→ **WHAT THE TASK ASKS**: Both ends included, set down the lines from the line containing "What text is on this page?" through the last line of the records below, without pictures.

* Begin *

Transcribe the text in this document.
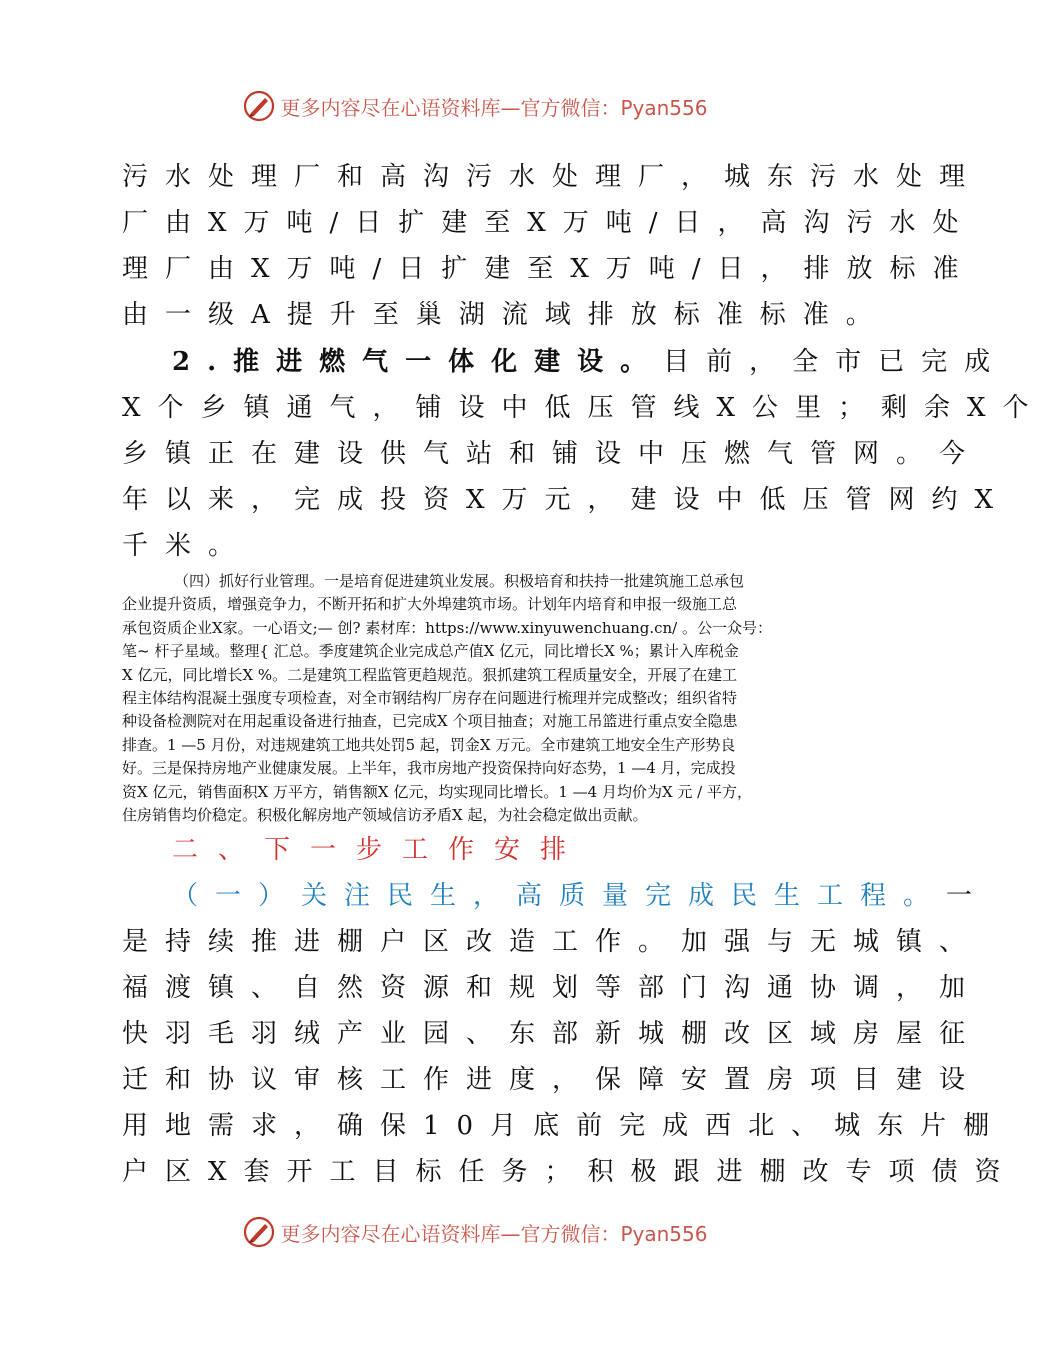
更多内容尽在心语资料库—官方微信：Pyan556
污水处理厂和高沟污水处理厂，城东污水处理
厂由X万吨/日扩建至X万吨/日，高沟污水处
理厂由X万吨/日扩建至X万吨/日，排放标准
由一级A提升至巢湖流域排放标准标准。
2.推进燃气一体化建设。目前，全市已完成
X个乡镇通气，铺设中低压管线X公里；剩余X个
乡镇正在建设供气站和铺设中压燃气管网。今
年以来，完成投资X万元，建设中低压管网约X
千米。
（四）抓好行业管理。一是培育促进建筑业发展。积极培育和扶持一批建筑施工总承包
企业提升资质，增强竞争力，不断开拓和扩大外埠建筑市场。计划年内培育和申报一级施工总
承包资质企业X家。一心语文;— 创? 素材库：https://www.xinyuwenchuang.cn/ 。公一众号：
笔~ 杆子星域。整理{ 汇总。季度建筑企业完成总产值X 亿元，同比增长X %；累计入库税金
X 亿元，同比增长X %。二是建筑工程监管更趋规范。狠抓建筑工程质量安全，开展了在建工
程主体结构混凝土强度专项检查，对全市钢结构厂房存在问题进行梳理并完成整改；组织省特
种设备检测院对在用起重设备进行抽查，已完成X 个项目抽查；对施工吊篮进行重点安全隐患
排查。1 —5 月份，对违规建筑工地共处罚5 起，罚金X 万元。全市建筑工地安全生产形势良
好。三是保持房地产业健康发展。上半年，我市房地产投资保持向好态势，1 —4 月，完成投
资X 亿元，销售面积X 万平方，销售额X 亿元，均实现同比增长。1 —4 月均价为X 元 / 平方，
住房销售均价稳定。积极化解房地产领域信访矛盾X 起，为社会稳定做出贡献。
二、下一步工作安排
（一）关注民生，高质量完成民生工程。一
是持续推进棚户区改造工作。加强与无城镇、
福渡镇、自然资源和规划等部门沟通协调，加
快羽毛羽绒产业园、东部新城棚改区域房屋征
迁和协议审核工作进度，保障安置房项目建设
用地需求，确保10月底前完成西北、城东片棚
户区X套开工目标任务；积极跟进棚改专项债资
更多内容尽在心语资料库—官方微信：Pyan556
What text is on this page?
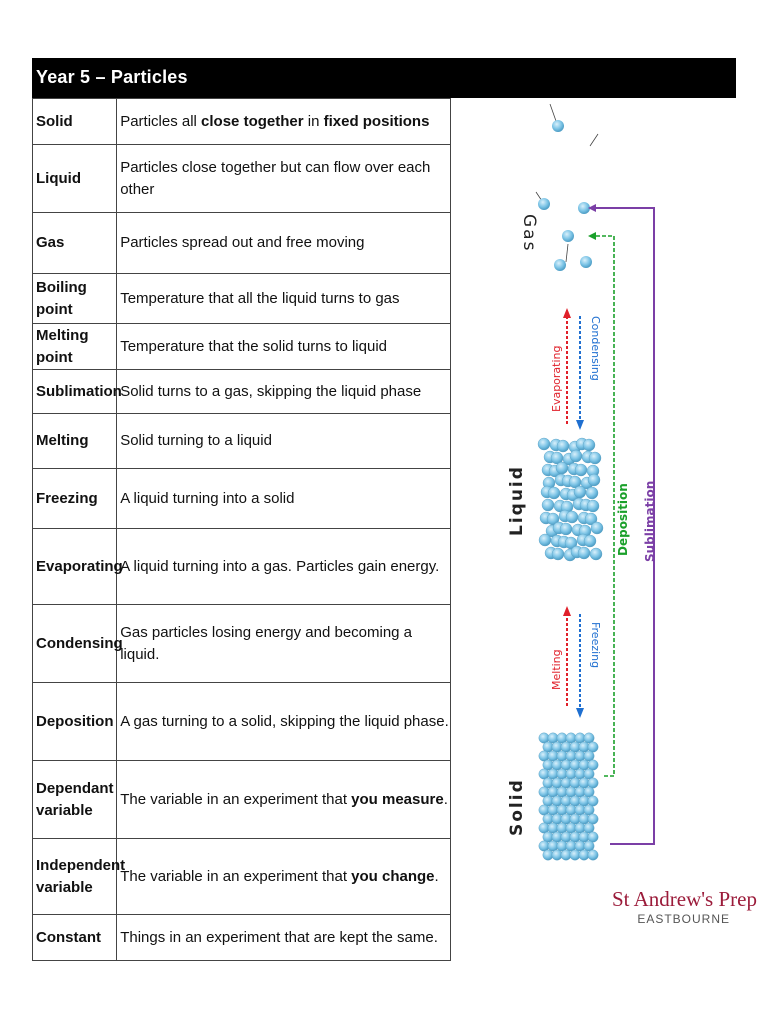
Year 5 – Particles
Solid	Particles all close together in fixed positions
Liquid	Particles close together but can flow over each other
Gas	Particles spread out and free moving
Boiling point	Temperature that all the liquid turns to gas
Melting point	Temperature that the solid turns to liquid
Sublimation	Solid turns to a gas, skipping the liquid phase
Melting	Solid turning to a liquid
Freezing	A liquid turning into a solid
Evaporating	A liquid turning into a gas. Particles gain energy.
Condensing	Gas particles losing energy and becoming a liquid.
Deposition	A gas turning to a solid, skipping the liquid phase.
Dependant variable	The variable in an experiment that you measure.
Independent variable	The variable in an experiment that you change.
Constant	Things in an experiment that are kept the same.
Gas
Evaporating Condensing
Liquid
Melting
Freezing
Solid
Deposition Sublimation
St Andrew's Prep
EASTBOURNE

* End *

→ **RESULT OF THIS TASK**:
What text is on this page?
Year 5 – Particles
Solid	Particles all close together in fixed positions
Liquid	Particles close together but can flow over each other
Gas	Particles spread out and free moving
Boiling point	Temperature that all the liquid turns to gas
Melting point	Temperature that the solid turns to liquid
Sublimation	Solid turns to a gas, skipping the liquid phase
Melting	Solid turning to a liquid
Freezing	A liquid turning into a solid
Evaporating	A liquid turning into a gas. Particles gain energy.
Condensing	Gas particles losing energy and becoming a liquid.
Deposition	A gas turning to a solid, skipping the liquid phase.
Dependant variable	The variable in an experiment that you measure.
Independent variable	The variable in an experiment that you change.
Constant	Things in an experiment that are kept the same.
Gas
Evaporating Condensing
Liquid
Melting
Freezing
Solid
Deposition Sublimation
St Andrew's Prep
EASTBOURNE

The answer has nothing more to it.